- Stated problem
Write out, precisely and in full, each line of the material.

- Stored rows

>>>>

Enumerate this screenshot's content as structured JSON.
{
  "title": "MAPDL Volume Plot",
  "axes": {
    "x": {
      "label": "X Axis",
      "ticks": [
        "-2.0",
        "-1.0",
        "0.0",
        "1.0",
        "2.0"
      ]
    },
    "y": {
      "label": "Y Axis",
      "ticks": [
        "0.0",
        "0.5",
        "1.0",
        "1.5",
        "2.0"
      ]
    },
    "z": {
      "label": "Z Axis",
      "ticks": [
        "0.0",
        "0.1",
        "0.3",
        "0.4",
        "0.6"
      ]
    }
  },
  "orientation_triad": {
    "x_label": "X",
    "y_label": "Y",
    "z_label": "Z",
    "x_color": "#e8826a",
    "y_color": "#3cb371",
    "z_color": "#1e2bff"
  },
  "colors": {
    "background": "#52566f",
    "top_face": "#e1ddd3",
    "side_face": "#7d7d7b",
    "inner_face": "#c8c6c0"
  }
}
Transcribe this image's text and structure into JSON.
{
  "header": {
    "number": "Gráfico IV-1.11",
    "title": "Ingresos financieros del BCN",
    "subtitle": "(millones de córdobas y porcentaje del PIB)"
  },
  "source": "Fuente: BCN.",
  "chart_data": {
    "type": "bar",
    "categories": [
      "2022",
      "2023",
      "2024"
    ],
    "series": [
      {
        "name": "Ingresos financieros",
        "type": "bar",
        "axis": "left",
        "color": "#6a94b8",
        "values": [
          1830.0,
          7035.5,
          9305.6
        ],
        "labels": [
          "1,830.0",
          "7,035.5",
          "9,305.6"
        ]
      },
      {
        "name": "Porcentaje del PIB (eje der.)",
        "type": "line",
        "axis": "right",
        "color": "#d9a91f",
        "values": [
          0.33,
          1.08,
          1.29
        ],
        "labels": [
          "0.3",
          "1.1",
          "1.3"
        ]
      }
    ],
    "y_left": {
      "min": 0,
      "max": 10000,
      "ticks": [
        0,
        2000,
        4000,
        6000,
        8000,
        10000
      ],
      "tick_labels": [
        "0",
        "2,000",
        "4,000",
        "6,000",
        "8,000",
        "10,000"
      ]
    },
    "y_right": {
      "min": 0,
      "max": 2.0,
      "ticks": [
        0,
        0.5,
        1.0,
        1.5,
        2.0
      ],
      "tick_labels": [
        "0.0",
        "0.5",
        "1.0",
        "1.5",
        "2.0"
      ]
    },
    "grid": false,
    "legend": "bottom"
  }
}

<<<<

- Exercise solution
Enumerate this screenshot's content as structured JSON.
{
  "title": "MAPDL Volume Plot",
  "axes": {
    "x": {
      "label": "X Axis",
      "ticks": [
        "-2.0",
        "-1.0",
        "0.0",
        "1.0",
        "2.0"
      ]
    },
    "y": {
      "label": "Y Axis",
      "ticks": [
        "0.0",
        "0.5",
        "1.0",
        "1.5",
        "2.0"
      ]
    },
    "z": {
      "label": "Z Axis",
      "ticks": [
        "0.0",
        "0.1",
        "0.3",
        "0.4",
        "0.6"
      ]
    }
  },
  "orientation_triad": {
    "x_label": "X",
    "y_label": "Y",
    "z_label": "Z",
    "x_color": "#e8826a",
    "y_color": "#3cb371",
    "z_color": "#1e2bff"
  },
  "colors": {
    "background": "#52566f",
    "top_face": "#e1ddd3",
    "side_face": "#7d7d7b",
    "inner_face": "#c8c6c0"
  }
}
Transcribe this image's text and structure into JSON.
{
  "header": {
    "number": "Gráfico IV-1.11",
    "title": "Ingresos financieros del BCN",
    "subtitle": "(millones de córdobas y porcentaje del PIB)"
  },
  "source": "Fuente: BCN.",
  "chart_data": {
    "type": "bar",
    "categories": [
      "2022",
      "2023",
      "2024"
    ],
    "series": [
      {
        "name": "Ingresos financieros",
        "type": "bar",
        "axis": "left",
        "color": "#6a94b8",
        "values": [
          1830.0,
          7035.5,
          9305.6
        ],
        "labels": [
          "1,830.0",
          "7,035.5",
          "9,305.6"
        ]
      },
      {
        "name": "Porcentaje del PIB (eje der.)",
        "type": "line",
        "axis": "right",
        "color": "#d9a91f",
        "values": [
          0.33,
          1.08,
          1.29
        ],
        "labels": [
          "0.3",
          "1.1",
          "1.3"
        ]
      }
    ],
    "y_left": {
      "min": 0,
      "max": 10000,
      "ticks": [
        0,
        2000,
        4000,
        6000,
        8000,
        10000
      ],
      "tick_labels": [
        "0",
        "2,000",
        "4,000",
        "6,000",
        "8,000",
        "10,000"
      ]
    },
    "y_right": {
      "min": 0,
      "max": 2.0,
      "ticks": [
        0,
        0.5,
        1.0,
        1.5,
        2.0
      ],
      "tick_labels": [
        "0.0",
        "0.5",
        "1.0",
        "1.5",
        "2.0"
      ]
    },
    "grid": false,
    "legend": "bottom"
  }
}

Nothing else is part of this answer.